=== WHAT IS ASKED ===
Retype all of the data. Every line must match exactly.

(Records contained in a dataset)

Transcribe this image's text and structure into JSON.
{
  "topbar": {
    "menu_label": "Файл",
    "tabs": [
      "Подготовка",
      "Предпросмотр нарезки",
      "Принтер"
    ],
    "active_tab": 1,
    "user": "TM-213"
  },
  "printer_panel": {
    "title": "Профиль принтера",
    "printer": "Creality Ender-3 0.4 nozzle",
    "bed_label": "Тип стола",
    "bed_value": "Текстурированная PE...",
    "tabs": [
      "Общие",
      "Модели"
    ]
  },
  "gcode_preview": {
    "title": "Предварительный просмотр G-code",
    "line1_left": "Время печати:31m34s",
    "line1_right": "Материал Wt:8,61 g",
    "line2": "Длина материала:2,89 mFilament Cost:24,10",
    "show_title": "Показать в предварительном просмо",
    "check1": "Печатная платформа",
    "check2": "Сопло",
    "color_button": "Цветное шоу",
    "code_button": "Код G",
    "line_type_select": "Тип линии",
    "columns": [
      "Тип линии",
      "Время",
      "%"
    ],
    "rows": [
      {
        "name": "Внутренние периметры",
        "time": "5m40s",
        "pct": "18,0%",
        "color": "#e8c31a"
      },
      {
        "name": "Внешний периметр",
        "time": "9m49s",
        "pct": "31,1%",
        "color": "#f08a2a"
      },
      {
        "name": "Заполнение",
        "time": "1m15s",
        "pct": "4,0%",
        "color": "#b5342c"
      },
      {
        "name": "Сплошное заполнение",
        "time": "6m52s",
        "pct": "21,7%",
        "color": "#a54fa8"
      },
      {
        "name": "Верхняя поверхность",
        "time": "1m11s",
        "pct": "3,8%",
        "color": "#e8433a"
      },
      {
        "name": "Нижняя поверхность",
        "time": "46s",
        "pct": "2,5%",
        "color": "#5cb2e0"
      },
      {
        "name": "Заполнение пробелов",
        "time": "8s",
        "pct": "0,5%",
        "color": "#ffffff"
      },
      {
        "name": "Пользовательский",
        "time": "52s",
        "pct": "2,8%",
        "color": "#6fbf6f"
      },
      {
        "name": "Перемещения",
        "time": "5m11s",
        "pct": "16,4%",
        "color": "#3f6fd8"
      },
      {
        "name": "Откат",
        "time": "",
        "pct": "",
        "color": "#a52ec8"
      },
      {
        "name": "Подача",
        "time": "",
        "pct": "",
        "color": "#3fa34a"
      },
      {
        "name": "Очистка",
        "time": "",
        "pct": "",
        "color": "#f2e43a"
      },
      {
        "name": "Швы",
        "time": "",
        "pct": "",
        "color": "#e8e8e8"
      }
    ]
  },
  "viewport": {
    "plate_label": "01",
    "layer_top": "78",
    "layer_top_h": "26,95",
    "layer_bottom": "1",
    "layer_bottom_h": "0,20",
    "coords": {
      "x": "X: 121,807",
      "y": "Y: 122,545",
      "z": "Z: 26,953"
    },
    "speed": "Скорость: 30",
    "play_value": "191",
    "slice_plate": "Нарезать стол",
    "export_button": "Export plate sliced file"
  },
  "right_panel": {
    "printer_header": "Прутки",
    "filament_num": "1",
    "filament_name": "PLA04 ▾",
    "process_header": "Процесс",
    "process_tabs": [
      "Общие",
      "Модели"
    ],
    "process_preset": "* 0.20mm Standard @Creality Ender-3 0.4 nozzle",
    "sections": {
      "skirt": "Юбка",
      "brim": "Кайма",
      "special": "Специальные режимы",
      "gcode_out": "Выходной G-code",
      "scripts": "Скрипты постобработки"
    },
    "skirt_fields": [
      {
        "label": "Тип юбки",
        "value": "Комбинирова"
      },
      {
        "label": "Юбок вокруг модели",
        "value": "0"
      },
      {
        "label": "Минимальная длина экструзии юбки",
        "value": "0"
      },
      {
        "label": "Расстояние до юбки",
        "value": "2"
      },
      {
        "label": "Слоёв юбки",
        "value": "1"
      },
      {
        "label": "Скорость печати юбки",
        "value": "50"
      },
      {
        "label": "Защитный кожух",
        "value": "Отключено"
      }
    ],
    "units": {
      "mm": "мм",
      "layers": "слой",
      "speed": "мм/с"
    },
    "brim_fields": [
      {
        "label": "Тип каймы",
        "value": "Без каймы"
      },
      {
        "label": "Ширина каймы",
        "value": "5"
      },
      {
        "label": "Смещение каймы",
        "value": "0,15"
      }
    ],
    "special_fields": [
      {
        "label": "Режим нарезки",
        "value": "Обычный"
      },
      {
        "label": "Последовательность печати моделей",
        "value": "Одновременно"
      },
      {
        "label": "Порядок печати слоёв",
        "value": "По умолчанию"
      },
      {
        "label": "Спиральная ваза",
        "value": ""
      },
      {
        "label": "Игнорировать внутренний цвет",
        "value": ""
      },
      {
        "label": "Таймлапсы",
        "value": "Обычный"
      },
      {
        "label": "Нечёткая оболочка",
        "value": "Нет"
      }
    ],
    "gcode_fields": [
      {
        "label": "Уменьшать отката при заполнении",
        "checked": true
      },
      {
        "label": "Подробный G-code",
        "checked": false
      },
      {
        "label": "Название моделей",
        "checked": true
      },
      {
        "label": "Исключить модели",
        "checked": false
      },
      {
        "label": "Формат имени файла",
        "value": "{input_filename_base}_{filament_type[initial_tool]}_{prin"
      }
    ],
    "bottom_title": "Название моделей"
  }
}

=== WORKED ANSWER ===
Transcribe this image's text and structure into JSON.
{
  "topbar": {
    "menu_label": "Файл",
    "tabs": [
      "Подготовка",
      "Предпросмотр нарезки",
      "Принтер"
    ],
    "active_tab": 1,
    "user": "TM-213"
  },
  "printer_panel": {
    "title": "Профиль принтера",
    "printer": "Creality Ender-3 0.4 nozzle",
    "bed_label": "Тип стола",
    "bed_value": "Текстурированная PE...",
    "tabs": [
      "Общие",
      "Модели"
    ]
  },
  "gcode_preview": {
    "title": "Предварительный просмотр G-code",
    "line1_left": "Время печати:31m34s",
    "line1_right": "Материал Wt:8,61 g",
    "line2": "Длина материала:2,89 mFilament Cost:24,10",
    "show_title": "Показать в предварительном просмо",
    "check1": "Печатная платформа",
    "check2": "Сопло",
    "color_button": "Цветное шоу",
    "code_button": "Код G",
    "line_type_select": "Тип линии",
    "columns": [
      "Тип линии",
      "Время",
      "%"
    ],
    "rows": [
      {
        "name": "Внутренние периметры",
        "time": "5m40s",
        "pct": "18,0%",
        "color": "#e8c31a"
      },
      {
        "name": "Внешний периметр",
        "time": "9m49s",
        "pct": "31,1%",
        "color": "#f08a2a"
      },
      {
        "name": "Заполнение",
        "time": "1m15s",
        "pct": "4,0%",
        "color": "#b5342c"
      },
      {
        "name": "Сплошное заполнение",
        "time": "6m52s",
        "pct": "21,7%",
        "color": "#a54fa8"
      },
      {
        "name": "Верхняя поверхность",
        "time": "1m11s",
        "pct": "3,8%",
        "color": "#e8433a"
      },
      {
        "name": "Нижняя поверхность",
        "time": "46s",
        "pct": "2,5%",
        "color": "#5cb2e0"
      },
      {
        "name": "Заполнение пробелов",
        "time": "8s",
        "pct": "0,5%",
        "color": "#ffffff"
      },
      {
        "name": "Пользовательский",
        "time": "52s",
        "pct": "2,8%",
        "color": "#6fbf6f"
      },
      {
        "name": "Перемещения",
        "time": "5m11s",
        "pct": "16,4%",
        "color": "#3f6fd8"
      },
      {
        "name": "Откат",
        "time": "",
        "pct": "",
        "color": "#a52ec8"
      },
      {
        "name": "Подача",
        "time": "",
        "pct": "",
        "color": "#3fa34a"
      },
      {
        "name": "Очистка",
        "time": "",
        "pct": "",
        "color": "#f2e43a"
      },
      {
        "name": "Швы",
        "time": "",
        "pct": "",
        "color": "#e8e8e8"
      }
    ]
  },
  "viewport": {
    "plate_label": "01",
    "layer_top": "78",
    "layer_top_h": "26,95",
    "layer_bottom": "1",
    "layer_bottom_h": "0,20",
    "coords": {
      "x": "X: 121,807",
      "y": "Y: 122,545",
      "z": "Z: 26,953"
    },
    "speed": "Скорость: 30",
    "play_value": "191",
    "slice_plate": "Нарезать стол",
    "export_button": "Export plate sliced file"
  },
  "right_panel": {
    "printer_header": "Прутки",
    "filament_num": "1",
    "filament_name": "PLA04 ▾",
    "process_header": "Процесс",
    "process_tabs": [
      "Общие",
      "Модели"
    ],
    "process_preset": "* 0.20mm Standard @Creality Ender-3 0.4 nozzle",
    "sections": {
      "skirt": "Юбка",
      "brim": "Кайма",
      "special": "Специальные режимы",
      "gcode_out": "Выходной G-code",
      "scripts": "Скрипты постобработки"
    },
    "skirt_fields": [
      {
        "label": "Тип юбки",
        "value": "Комбинирова"
      },
      {
        "label": "Юбок вокруг модели",
        "value": "0"
      },
      {
        "label": "Минимальная длина экструзии юбки",
        "value": "0"
      },
      {
        "label": "Расстояние до юбки",
        "value": "2"
      },
      {
        "label": "Слоёв юбки",
        "value": "1"
      },
      {
        "label": "Скорость печати юбки",
        "value": "50"
      },
      {
        "label": "Защитный кожух",
        "value": "Отключено"
      }
    ],
    "units": {
      "mm": "мм",
      "layers": "слой",
      "speed": "мм/с"
    },
    "brim_fields": [
      {
        "label": "Тип каймы",
        "value": "Без каймы"
      },
      {
        "label": "Ширина каймы",
        "value": "5"
      },
      {
        "label": "Смещение каймы",
        "value": "0,15"
      }
    ],
    "special_fields": [
      {
        "label": "Режим нарезки",
        "value": "Обычный"
      },
      {
        "label": "Последовательность печати моделей",
        "value": "Одновременно"
      },
      {
        "label": "Порядок печати слоёв",
        "value": "По умолчанию"
      },
      {
        "label": "Спиральная ваза",
        "value": ""
      },
      {
        "label": "Игнорировать внутренний цвет",
        "value": ""
      },
      {
        "label": "Таймлапсы",
        "value": "Обычный"
      },
      {
        "label": "Нечёткая оболочка",
        "value": "Нет"
      }
    ],
    "gcode_fields": [
      {
        "label": "Уменьшать отката при заполнении",
        "checked": true
      },
      {
        "label": "Подробный G-code",
        "checked": false
      },
      {
        "label": "Название моделей",
        "checked": true
      },
      {
        "label": "Исключить модели",
        "checked": false
      },
      {
        "label": "Формат имени файла",
        "value": "{input_filename_base}_{filament_type[initial_tool]}_{prin"
      }
    ],
    "bottom_title": "Название моделей"
  }
}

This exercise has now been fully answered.